# What you need to do:
Go through the listing and pick out each line with the word "太和县粮食购销有限公司" in it.

___ Supplied records

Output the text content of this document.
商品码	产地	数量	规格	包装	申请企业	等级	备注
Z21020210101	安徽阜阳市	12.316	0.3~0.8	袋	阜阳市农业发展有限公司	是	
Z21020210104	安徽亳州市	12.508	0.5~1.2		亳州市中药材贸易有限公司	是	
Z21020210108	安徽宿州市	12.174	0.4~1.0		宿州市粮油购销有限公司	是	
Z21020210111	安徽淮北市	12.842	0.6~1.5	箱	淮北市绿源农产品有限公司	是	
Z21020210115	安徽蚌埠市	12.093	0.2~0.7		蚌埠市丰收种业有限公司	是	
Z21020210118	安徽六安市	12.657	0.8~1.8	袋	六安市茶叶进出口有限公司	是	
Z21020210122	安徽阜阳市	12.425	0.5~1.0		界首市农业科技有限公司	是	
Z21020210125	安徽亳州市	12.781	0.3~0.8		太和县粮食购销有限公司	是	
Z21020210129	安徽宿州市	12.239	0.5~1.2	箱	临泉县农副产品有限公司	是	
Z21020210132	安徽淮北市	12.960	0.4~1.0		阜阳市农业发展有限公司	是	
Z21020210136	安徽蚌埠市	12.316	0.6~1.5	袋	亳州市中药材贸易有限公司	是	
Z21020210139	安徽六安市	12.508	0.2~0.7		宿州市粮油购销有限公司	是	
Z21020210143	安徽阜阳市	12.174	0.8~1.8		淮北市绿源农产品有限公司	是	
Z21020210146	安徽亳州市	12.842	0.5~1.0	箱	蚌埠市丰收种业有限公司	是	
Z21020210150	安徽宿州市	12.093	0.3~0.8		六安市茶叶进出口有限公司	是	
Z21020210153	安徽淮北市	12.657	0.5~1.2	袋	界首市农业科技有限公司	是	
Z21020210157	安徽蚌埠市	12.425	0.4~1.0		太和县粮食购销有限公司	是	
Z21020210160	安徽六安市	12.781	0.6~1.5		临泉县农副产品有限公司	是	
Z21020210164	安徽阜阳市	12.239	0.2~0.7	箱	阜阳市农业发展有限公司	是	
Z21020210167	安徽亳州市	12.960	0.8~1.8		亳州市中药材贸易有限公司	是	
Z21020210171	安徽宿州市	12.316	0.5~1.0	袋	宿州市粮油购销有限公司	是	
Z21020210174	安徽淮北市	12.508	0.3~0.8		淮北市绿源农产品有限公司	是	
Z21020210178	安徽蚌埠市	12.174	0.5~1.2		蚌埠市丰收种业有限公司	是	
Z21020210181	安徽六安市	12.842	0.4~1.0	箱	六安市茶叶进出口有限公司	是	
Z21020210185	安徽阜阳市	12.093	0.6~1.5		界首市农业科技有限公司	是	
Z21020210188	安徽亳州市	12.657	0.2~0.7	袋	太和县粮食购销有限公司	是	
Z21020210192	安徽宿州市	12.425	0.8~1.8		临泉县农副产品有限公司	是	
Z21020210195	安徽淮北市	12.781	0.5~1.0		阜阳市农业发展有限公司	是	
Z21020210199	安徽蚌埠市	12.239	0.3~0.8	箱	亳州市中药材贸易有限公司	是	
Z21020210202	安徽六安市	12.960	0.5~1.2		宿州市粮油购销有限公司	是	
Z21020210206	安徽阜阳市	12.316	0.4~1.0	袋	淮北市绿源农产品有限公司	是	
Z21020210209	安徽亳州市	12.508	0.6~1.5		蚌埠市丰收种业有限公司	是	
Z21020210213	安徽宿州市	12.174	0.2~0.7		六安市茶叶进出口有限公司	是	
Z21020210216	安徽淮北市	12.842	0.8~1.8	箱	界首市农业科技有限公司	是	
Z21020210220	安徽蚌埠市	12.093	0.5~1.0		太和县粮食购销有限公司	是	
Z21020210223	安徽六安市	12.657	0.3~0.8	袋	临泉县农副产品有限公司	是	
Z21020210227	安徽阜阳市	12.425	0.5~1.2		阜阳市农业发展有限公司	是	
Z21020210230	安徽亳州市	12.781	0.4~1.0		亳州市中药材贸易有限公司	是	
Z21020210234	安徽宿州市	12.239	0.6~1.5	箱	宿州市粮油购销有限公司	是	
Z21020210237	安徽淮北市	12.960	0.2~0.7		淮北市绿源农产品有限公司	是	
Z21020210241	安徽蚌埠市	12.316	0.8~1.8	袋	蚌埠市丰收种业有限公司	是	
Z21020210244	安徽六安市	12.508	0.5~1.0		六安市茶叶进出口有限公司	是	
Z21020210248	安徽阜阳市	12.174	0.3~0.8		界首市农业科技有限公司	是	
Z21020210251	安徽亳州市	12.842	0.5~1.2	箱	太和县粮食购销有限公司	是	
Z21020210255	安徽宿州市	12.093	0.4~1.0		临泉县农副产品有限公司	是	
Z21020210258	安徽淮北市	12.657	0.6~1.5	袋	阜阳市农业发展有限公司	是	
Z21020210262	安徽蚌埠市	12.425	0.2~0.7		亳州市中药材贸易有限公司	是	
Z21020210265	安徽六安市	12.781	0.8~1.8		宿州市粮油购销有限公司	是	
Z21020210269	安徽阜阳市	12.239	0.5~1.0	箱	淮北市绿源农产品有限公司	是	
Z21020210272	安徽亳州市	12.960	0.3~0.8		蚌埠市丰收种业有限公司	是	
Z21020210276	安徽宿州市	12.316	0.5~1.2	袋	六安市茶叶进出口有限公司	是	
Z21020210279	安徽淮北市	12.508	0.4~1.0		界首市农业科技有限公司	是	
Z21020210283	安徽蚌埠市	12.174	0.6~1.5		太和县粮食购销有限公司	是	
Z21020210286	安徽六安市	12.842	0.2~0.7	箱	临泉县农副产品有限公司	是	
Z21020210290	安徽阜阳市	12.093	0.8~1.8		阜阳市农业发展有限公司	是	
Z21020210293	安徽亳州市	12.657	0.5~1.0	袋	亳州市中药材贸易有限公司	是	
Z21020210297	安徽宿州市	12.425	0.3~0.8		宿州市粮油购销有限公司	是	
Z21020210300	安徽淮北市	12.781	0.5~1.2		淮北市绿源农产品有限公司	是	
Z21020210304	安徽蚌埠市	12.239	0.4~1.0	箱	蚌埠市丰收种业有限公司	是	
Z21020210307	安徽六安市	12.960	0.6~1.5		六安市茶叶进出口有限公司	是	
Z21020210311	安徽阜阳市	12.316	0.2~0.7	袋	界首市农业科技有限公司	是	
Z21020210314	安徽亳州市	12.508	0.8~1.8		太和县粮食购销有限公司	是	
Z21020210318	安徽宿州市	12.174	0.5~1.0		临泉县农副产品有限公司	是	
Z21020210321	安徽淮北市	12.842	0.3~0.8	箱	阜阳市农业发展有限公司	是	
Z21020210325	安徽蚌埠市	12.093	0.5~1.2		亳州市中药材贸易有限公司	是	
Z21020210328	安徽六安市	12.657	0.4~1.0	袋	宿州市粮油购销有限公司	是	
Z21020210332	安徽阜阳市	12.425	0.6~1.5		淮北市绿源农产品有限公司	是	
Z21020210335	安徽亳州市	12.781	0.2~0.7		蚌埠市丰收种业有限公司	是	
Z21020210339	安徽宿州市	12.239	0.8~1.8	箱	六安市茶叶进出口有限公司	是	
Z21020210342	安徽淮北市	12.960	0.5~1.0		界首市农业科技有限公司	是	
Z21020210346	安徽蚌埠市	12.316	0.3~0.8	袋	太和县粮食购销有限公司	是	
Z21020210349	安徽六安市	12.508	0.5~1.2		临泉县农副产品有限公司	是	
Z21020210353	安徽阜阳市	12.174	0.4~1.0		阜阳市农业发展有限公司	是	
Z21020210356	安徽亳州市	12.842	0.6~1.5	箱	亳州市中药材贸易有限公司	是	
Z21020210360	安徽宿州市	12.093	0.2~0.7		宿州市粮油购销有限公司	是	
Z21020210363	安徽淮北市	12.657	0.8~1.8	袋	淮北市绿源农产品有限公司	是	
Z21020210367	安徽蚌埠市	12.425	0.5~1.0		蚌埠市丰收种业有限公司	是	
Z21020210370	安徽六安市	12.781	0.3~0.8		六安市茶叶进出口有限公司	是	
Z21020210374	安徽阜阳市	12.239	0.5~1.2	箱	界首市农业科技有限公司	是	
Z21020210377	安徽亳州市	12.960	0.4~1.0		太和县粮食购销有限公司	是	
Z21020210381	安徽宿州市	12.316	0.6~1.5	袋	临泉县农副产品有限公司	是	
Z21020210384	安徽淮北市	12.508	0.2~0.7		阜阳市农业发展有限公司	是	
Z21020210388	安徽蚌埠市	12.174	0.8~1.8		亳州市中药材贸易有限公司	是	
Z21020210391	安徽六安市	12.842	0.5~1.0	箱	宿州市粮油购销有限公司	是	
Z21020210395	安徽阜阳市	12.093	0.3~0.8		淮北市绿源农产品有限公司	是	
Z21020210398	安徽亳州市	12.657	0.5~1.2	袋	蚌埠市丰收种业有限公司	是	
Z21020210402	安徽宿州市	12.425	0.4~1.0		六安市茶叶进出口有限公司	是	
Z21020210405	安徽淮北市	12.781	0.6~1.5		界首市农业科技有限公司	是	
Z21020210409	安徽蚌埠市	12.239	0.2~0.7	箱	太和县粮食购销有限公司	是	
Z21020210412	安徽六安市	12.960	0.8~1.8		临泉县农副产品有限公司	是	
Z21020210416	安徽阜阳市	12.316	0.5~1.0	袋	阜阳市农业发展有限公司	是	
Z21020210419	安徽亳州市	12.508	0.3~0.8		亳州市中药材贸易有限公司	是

______

# Full answer:
Z21020210125	安徽亳州市	12.781	0.3~0.8		太和县粮食购销有限公司	是	
Z21020210157	安徽蚌埠市	12.425	0.4~1.0		太和县粮食购销有限公司	是	
Z21020210188	安徽亳州市	12.657	0.2~0.7	袋	太和县粮食购销有限公司	是	
Z21020210220	安徽蚌埠市	12.093	0.5~1.0		太和县粮食购销有限公司	是	
Z21020210251	安徽亳州市	12.842	0.5~1.2	箱	太和县粮食购销有限公司	是	
Z21020210283	安徽蚌埠市	12.174	0.6~1.5		太和县粮食购销有限公司	是	
Z21020210314	安徽亳州市	12.508	0.8~1.8		太和县粮食购销有限公司	是	
Z21020210346	安徽蚌埠市	12.316	0.3~0.8	袋	太和县粮食购销有限公司	是	
Z21020210377	安徽亳州市	12.960	0.4~1.0		太和县粮食购销有限公司	是	
Z21020210409	安徽蚌埠市	12.239	0.2~0.7	箱	太和县粮食购销有限公司	是	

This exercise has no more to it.